*Required task*
Go through the records and extract every line with the word "проходческого".

*Data shown*
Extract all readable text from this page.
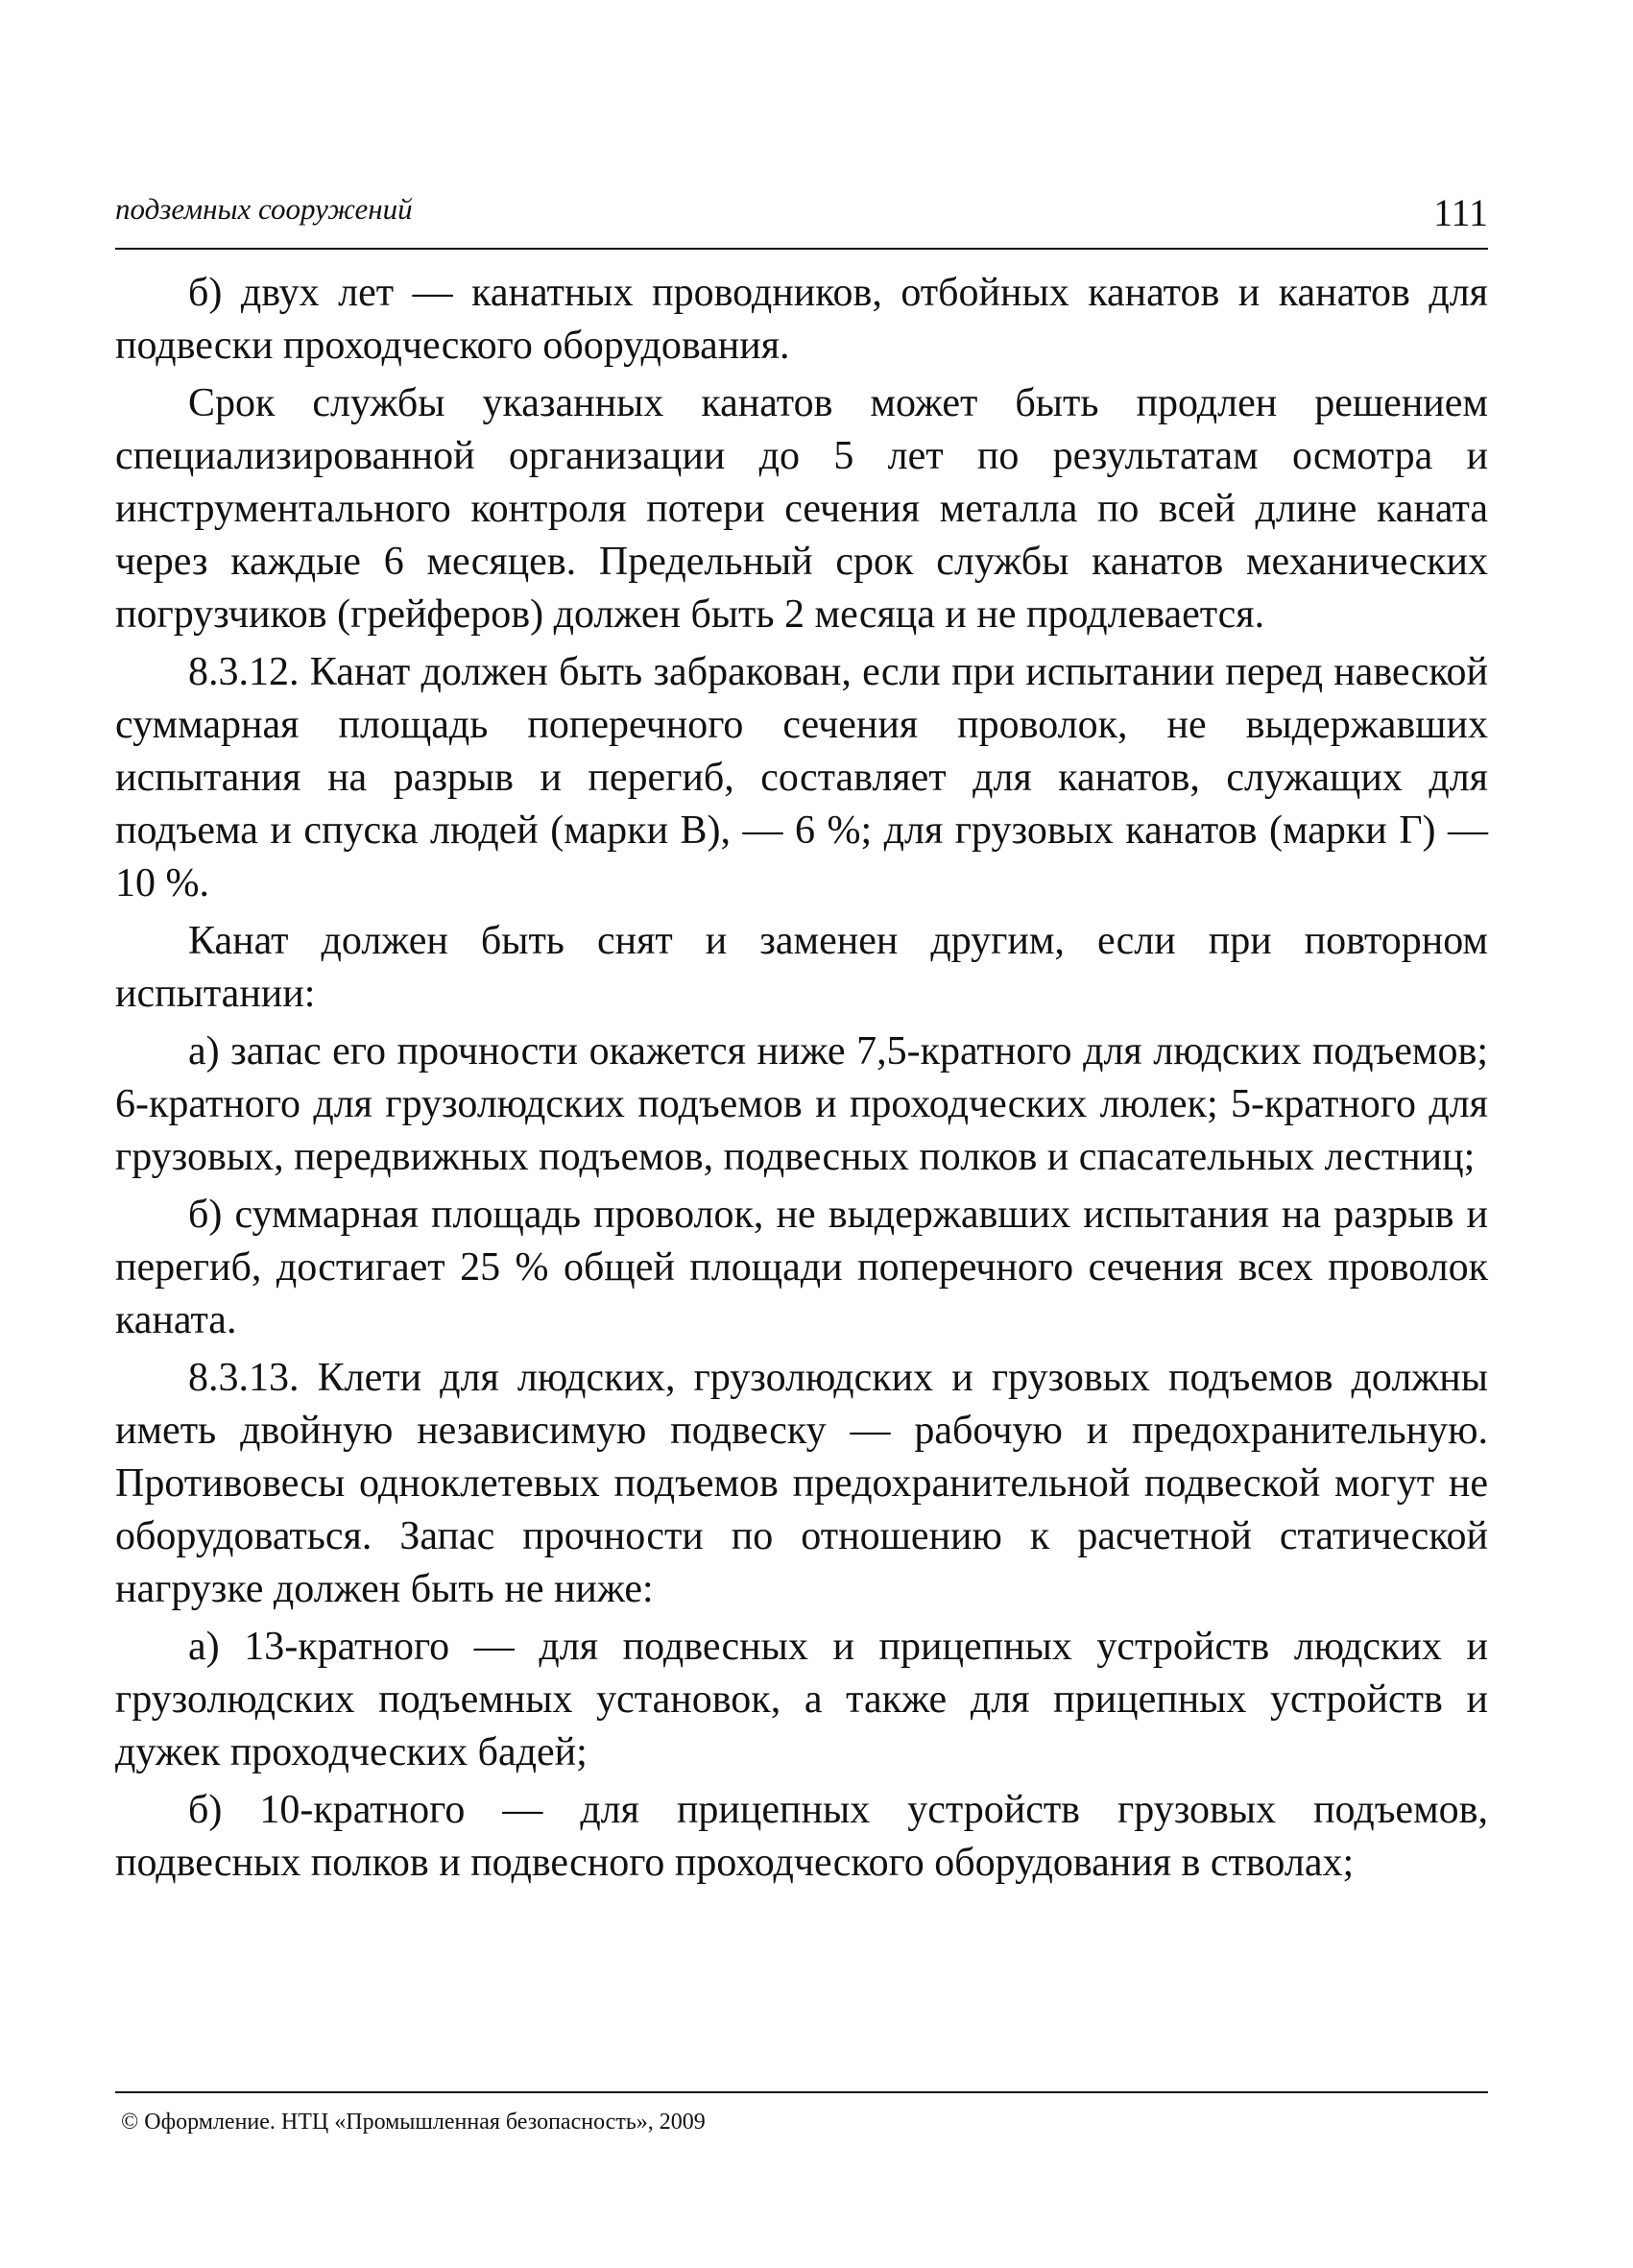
подземных сооружений	111

б) двух лет — канатных проводников, отбойных канатов и канатов для подвески проходческого оборудования.

Срок службы указанных канатов может быть продлен решением специализированной организации до 5 лет по результатам осмотра и инструментального контроля потери сечения металла по всей длине каната через каждые 6 месяцев. Предельный срок службы канатов механических погрузчиков (грейферов) должен быть 2 месяца и не продлевается.

8.3.12. Канат должен быть забракован, если при испытании перед навеской суммарная площадь поперечного сечения проволок, не выдержавших испытания на разрыв и перегиб, составляет для канатов, служащих для подъема и спуска людей (марки В), — 6 %; для грузовых канатов (марки Г) — 10 %.

Канат должен быть снят и заменен другим, если при повторном испытании:

а) запас его прочности окажется ниже 7,5-кратного для людских подъемов; 6-кратного для грузолюдских подъемов и проходческих люлек; 5-кратного для грузовых, передвижных подъемов, подвесных полков и спасательных лестниц;

б) суммарная площадь проволок, не выдержавших испытания на разрыв и перегиб, достигает 25 % общей площади поперечного сечения всех проволок каната.

8.3.13. Клети для людских, грузолюдских и грузовых подъемов должны иметь двойную независимую подвеску — рабочую и предохранительную. Противовесы одноклетевых подъемов предохранительной подвеской могут не оборудоваться. Запас прочности по отношению к расчетной статической нагрузке должен быть не ниже:

а) 13-кратного — для подвесных и прицепных устройств людских и грузолюдских подъемных установок, а также для прицепных устройств и дужек проходческих бадей;

б) 10-кратного — для прицепных устройств грузовых подъемов, подвесных полков и подвесного проходческого оборудования в стволах;

© Оформление. НТЦ «Промышленная безопасность», 2009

*Solution*
б) двух лет — канатных проводников, отбойных канатов и канатов для подвески проходческого оборудования.
б) 10-кратного — для прицепных устройств грузовых подъемов, подвесных полков и подвесного проходческого оборудования в стволах;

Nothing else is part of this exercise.